**EXERCISE PROMPT:** Copy out the records below line for line, with no changes.
* START *
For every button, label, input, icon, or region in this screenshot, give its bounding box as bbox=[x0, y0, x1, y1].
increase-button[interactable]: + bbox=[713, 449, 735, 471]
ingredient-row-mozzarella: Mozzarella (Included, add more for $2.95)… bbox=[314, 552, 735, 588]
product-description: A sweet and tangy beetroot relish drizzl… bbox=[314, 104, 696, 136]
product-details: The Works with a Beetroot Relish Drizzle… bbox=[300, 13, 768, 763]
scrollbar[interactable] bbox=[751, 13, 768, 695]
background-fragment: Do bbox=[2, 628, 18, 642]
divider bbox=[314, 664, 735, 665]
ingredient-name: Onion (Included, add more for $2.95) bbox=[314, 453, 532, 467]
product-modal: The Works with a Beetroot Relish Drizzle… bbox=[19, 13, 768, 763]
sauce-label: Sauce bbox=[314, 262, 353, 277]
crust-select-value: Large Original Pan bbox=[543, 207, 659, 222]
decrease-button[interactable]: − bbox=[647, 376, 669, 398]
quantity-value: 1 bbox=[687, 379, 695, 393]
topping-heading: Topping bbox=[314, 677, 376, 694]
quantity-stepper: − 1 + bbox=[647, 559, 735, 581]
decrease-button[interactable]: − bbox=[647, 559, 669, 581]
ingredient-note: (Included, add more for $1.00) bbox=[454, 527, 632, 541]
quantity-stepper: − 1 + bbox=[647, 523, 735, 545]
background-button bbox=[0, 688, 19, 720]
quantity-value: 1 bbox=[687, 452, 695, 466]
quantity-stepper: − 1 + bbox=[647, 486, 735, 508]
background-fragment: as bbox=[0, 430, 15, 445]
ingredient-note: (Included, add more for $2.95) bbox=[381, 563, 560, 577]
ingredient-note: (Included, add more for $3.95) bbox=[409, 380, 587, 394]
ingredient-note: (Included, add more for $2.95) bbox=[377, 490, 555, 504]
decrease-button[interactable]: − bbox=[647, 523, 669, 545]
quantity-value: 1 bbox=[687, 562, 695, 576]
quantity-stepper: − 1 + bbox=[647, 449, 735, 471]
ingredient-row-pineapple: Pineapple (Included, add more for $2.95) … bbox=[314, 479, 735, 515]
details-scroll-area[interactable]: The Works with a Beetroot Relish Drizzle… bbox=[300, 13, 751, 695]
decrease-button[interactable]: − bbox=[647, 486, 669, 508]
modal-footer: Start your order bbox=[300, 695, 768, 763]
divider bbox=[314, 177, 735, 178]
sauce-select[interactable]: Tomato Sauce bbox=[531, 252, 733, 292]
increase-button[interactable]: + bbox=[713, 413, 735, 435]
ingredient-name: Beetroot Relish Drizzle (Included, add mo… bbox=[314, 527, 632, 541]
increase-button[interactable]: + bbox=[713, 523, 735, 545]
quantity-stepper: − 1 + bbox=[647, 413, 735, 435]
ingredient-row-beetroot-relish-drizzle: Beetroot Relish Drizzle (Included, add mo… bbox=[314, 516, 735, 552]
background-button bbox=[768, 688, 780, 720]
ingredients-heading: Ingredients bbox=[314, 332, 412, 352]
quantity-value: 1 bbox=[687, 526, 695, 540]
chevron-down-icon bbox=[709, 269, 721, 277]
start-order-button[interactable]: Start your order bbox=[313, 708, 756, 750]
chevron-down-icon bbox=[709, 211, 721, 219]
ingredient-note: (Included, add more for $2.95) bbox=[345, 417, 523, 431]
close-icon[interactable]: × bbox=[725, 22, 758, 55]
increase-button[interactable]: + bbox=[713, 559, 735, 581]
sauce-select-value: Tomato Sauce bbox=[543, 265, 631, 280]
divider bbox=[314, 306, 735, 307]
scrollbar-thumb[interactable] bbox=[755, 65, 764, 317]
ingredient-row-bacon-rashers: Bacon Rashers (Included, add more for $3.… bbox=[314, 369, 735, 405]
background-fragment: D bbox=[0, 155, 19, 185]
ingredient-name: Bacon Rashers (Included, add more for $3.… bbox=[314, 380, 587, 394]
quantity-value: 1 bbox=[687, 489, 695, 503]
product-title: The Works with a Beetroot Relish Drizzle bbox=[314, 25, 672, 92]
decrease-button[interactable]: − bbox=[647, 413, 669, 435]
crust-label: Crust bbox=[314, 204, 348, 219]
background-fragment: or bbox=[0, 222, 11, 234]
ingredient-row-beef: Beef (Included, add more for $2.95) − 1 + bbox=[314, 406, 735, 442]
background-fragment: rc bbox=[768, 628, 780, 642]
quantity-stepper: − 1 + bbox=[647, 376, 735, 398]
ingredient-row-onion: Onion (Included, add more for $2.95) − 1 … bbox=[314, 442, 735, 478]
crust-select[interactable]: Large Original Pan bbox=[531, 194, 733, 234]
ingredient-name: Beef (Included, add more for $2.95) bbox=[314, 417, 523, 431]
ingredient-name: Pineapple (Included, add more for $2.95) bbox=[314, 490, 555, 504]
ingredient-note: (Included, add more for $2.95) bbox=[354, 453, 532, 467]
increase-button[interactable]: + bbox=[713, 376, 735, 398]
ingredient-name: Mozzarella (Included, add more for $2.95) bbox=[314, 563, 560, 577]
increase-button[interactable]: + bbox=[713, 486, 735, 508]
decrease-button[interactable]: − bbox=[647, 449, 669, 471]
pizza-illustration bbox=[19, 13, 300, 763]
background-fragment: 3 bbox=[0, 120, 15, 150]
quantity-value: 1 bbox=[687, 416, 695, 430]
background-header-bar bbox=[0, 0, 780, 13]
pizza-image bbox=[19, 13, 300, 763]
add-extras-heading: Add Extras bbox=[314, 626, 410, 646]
* END *
**REPLY:**
For every button, label, input, icon, or region in this screenshot, give its bounding box as bbox=[x0, y0, x1, y1].
increase-button[interactable]: + bbox=[713, 449, 735, 471]
ingredient-row-mozzarella: Mozzarella (Included, add more for $2.95)… bbox=[314, 552, 735, 588]
product-description: A sweet and tangy beetroot relish drizzl… bbox=[314, 104, 696, 136]
product-details: The Works with a Beetroot Relish Drizzle… bbox=[300, 13, 768, 763]
scrollbar[interactable] bbox=[751, 13, 768, 695]
background-fragment: Do bbox=[2, 628, 18, 642]
divider bbox=[314, 664, 735, 665]
ingredient-name: Onion (Included, add more for $2.95) bbox=[314, 453, 532, 467]
product-modal: The Works with a Beetroot Relish Drizzle… bbox=[19, 13, 768, 763]
sauce-label: Sauce bbox=[314, 262, 353, 277]
crust-select-value: Large Original Pan bbox=[543, 207, 659, 222]
decrease-button[interactable]: − bbox=[647, 376, 669, 398]
quantity-value: 1 bbox=[687, 379, 695, 393]
topping-heading: Topping bbox=[314, 677, 376, 694]
quantity-stepper: − 1 + bbox=[647, 559, 735, 581]
decrease-button[interactable]: − bbox=[647, 559, 669, 581]
ingredient-note: (Included, add more for $1.00) bbox=[454, 527, 632, 541]
quantity-stepper: − 1 + bbox=[647, 523, 735, 545]
background-button bbox=[0, 688, 19, 720]
quantity-value: 1 bbox=[687, 452, 695, 466]
quantity-stepper: − 1 + bbox=[647, 486, 735, 508]
background-fragment: as bbox=[0, 430, 15, 445]
ingredient-note: (Included, add more for $2.95) bbox=[381, 563, 560, 577]
ingredient-note: (Included, add more for $3.95) bbox=[409, 380, 587, 394]
ingredient-note: (Included, add more for $2.95) bbox=[377, 490, 555, 504]
decrease-button[interactable]: − bbox=[647, 523, 669, 545]
quantity-value: 1 bbox=[687, 562, 695, 576]
quantity-stepper: − 1 + bbox=[647, 449, 735, 471]
ingredient-row-pineapple: Pineapple (Included, add more for $2.95) … bbox=[314, 479, 735, 515]
details-scroll-area[interactable]: The Works with a Beetroot Relish Drizzle… bbox=[300, 13, 751, 695]
decrease-button[interactable]: − bbox=[647, 486, 669, 508]
modal-footer: Start your order bbox=[300, 695, 768, 763]
divider bbox=[314, 177, 735, 178]
sauce-select[interactable]: Tomato Sauce bbox=[531, 252, 733, 292]
increase-button[interactable]: + bbox=[713, 413, 735, 435]
ingredient-name: Beetroot Relish Drizzle (Included, add mo… bbox=[314, 527, 632, 541]
increase-button[interactable]: + bbox=[713, 523, 735, 545]
quantity-stepper: − 1 + bbox=[647, 413, 735, 435]
ingredient-row-beetroot-relish-drizzle: Beetroot Relish Drizzle (Included, add mo… bbox=[314, 516, 735, 552]
background-button bbox=[768, 688, 780, 720]
ingredients-heading: Ingredients bbox=[314, 332, 412, 352]
quantity-value: 1 bbox=[687, 526, 695, 540]
chevron-down-icon bbox=[709, 269, 721, 277]
start-order-button[interactable]: Start your order bbox=[313, 708, 756, 750]
chevron-down-icon bbox=[709, 211, 721, 219]
ingredient-note: (Included, add more for $2.95) bbox=[345, 417, 523, 431]
close-icon[interactable]: × bbox=[725, 22, 758, 55]
increase-button[interactable]: + bbox=[713, 559, 735, 581]
sauce-select-value: Tomato Sauce bbox=[543, 265, 631, 280]
divider bbox=[314, 306, 735, 307]
scrollbar-thumb[interactable] bbox=[755, 65, 764, 317]
ingredient-row-bacon-rashers: Bacon Rashers (Included, add more for $3.… bbox=[314, 369, 735, 405]
background-fragment: D bbox=[0, 155, 19, 185]
ingredient-name: Bacon Rashers (Included, add more for $3.… bbox=[314, 380, 587, 394]
quantity-value: 1 bbox=[687, 489, 695, 503]
product-title: The Works with a Beetroot Relish Drizzle bbox=[314, 25, 672, 92]
decrease-button[interactable]: − bbox=[647, 413, 669, 435]
crust-label: Crust bbox=[314, 204, 348, 219]
background-fragment: or bbox=[0, 222, 11, 234]
ingredient-row-beef: Beef (Included, add more for $2.95) − 1 + bbox=[314, 406, 735, 442]
background-fragment: rc bbox=[768, 628, 780, 642]
quantity-stepper: − 1 + bbox=[647, 376, 735, 398]
ingredient-row-onion: Onion (Included, add more for $2.95) − 1 … bbox=[314, 442, 735, 478]
crust-select[interactable]: Large Original Pan bbox=[531, 194, 733, 234]
ingredient-name: Beef (Included, add more for $2.95) bbox=[314, 417, 523, 431]
ingredient-name: Pineapple (Included, add more for $2.95) bbox=[314, 490, 555, 504]
ingredient-note: (Included, add more for $2.95) bbox=[354, 453, 532, 467]
increase-button[interactable]: + bbox=[713, 376, 735, 398]
ingredient-name: Mozzarella (Included, add more for $2.95) bbox=[314, 563, 560, 577]
increase-button[interactable]: + bbox=[713, 486, 735, 508]
decrease-button[interactable]: − bbox=[647, 449, 669, 471]
pizza-illustration bbox=[19, 13, 300, 763]
background-fragment: 3 bbox=[0, 120, 15, 150]
quantity-value: 1 bbox=[687, 416, 695, 430]
background-header-bar bbox=[0, 0, 780, 13]
pizza-image bbox=[19, 13, 300, 763]
add-extras-heading: Add Extras bbox=[314, 626, 410, 646]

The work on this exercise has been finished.